* What the exercise asks *
Copy the records that follow line for line, with no changes.
───── Material provided
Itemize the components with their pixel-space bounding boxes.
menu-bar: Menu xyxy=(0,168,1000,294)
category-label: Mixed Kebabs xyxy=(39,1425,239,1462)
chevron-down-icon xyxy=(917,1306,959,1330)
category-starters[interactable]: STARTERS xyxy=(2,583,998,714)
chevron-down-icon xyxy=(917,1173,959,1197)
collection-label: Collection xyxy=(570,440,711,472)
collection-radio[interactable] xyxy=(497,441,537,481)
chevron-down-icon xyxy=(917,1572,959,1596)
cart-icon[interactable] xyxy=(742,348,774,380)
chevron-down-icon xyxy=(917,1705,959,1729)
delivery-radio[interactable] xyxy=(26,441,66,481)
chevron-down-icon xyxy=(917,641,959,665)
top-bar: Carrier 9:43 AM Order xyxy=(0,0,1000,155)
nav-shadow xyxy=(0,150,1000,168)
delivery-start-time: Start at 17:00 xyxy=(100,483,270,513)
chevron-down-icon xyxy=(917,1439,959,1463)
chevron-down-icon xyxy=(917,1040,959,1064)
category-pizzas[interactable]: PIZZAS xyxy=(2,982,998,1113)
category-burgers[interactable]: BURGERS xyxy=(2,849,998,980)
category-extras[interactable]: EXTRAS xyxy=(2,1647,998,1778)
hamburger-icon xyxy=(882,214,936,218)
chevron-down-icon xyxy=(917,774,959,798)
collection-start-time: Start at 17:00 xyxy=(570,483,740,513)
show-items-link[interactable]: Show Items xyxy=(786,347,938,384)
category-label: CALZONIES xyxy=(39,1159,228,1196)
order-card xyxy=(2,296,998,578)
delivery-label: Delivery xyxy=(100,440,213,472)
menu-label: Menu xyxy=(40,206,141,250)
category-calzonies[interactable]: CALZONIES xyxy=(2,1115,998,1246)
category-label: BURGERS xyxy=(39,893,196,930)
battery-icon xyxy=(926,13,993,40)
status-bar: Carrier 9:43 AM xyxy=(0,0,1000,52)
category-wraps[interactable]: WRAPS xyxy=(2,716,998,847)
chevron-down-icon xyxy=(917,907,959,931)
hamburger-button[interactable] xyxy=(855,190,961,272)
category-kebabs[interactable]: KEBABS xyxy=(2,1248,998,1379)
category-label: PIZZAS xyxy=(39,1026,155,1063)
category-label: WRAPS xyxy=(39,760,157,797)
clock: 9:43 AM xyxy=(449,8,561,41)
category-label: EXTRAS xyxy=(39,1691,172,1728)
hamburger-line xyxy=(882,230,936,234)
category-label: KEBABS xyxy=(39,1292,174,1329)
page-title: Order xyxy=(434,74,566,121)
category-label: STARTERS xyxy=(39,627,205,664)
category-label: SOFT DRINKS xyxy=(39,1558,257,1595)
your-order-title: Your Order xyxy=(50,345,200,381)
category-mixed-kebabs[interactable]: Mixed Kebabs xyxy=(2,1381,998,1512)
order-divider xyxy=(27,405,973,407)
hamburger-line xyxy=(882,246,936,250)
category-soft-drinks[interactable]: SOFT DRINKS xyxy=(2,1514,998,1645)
──────────
* The answer *
Itemize the components with their pixel-space bounding boxes.
menu-bar: Menu xyxy=(0,168,1000,294)
category-label: Mixed Kebabs xyxy=(39,1425,239,1462)
chevron-down-icon xyxy=(917,1306,959,1330)
category-starters[interactable]: STARTERS xyxy=(2,583,998,714)
chevron-down-icon xyxy=(917,1173,959,1197)
collection-label: Collection xyxy=(570,440,711,472)
collection-radio[interactable] xyxy=(497,441,537,481)
chevron-down-icon xyxy=(917,1572,959,1596)
cart-icon[interactable] xyxy=(742,348,774,380)
chevron-down-icon xyxy=(917,1705,959,1729)
delivery-radio[interactable] xyxy=(26,441,66,481)
chevron-down-icon xyxy=(917,641,959,665)
top-bar: Carrier 9:43 AM Order xyxy=(0,0,1000,155)
nav-shadow xyxy=(0,150,1000,168)
delivery-start-time: Start at 17:00 xyxy=(100,483,270,513)
chevron-down-icon xyxy=(917,1439,959,1463)
chevron-down-icon xyxy=(917,1040,959,1064)
category-pizzas[interactable]: PIZZAS xyxy=(2,982,998,1113)
category-burgers[interactable]: BURGERS xyxy=(2,849,998,980)
category-extras[interactable]: EXTRAS xyxy=(2,1647,998,1778)
hamburger-icon xyxy=(882,214,936,218)
chevron-down-icon xyxy=(917,774,959,798)
collection-start-time: Start at 17:00 xyxy=(570,483,740,513)
show-items-link[interactable]: Show Items xyxy=(786,347,938,384)
category-label: CALZONIES xyxy=(39,1159,228,1196)
order-card xyxy=(2,296,998,578)
delivery-label: Delivery xyxy=(100,440,213,472)
menu-label: Menu xyxy=(40,206,141,250)
category-calzonies[interactable]: CALZONIES xyxy=(2,1115,998,1246)
category-label: BURGERS xyxy=(39,893,196,930)
battery-icon xyxy=(926,13,993,40)
status-bar: Carrier 9:43 AM xyxy=(0,0,1000,52)
category-wraps[interactable]: WRAPS xyxy=(2,716,998,847)
chevron-down-icon xyxy=(917,907,959,931)
hamburger-button[interactable] xyxy=(855,190,961,272)
category-kebabs[interactable]: KEBABS xyxy=(2,1248,998,1379)
category-label: PIZZAS xyxy=(39,1026,155,1063)
category-label: WRAPS xyxy=(39,760,157,797)
clock: 9:43 AM xyxy=(449,8,561,41)
category-label: EXTRAS xyxy=(39,1691,172,1728)
hamburger-line xyxy=(882,230,936,234)
category-label: KEBABS xyxy=(39,1292,174,1329)
page-title: Order xyxy=(434,74,566,121)
category-label: STARTERS xyxy=(39,627,205,664)
category-label: SOFT DRINKS xyxy=(39,1558,257,1595)
your-order-title: Your Order xyxy=(50,345,200,381)
category-mixed-kebabs[interactable]: Mixed Kebabs xyxy=(2,1381,998,1512)
order-divider xyxy=(27,405,973,407)
hamburger-line xyxy=(882,246,936,250)
category-soft-drinks[interactable]: SOFT DRINKS xyxy=(2,1514,998,1645)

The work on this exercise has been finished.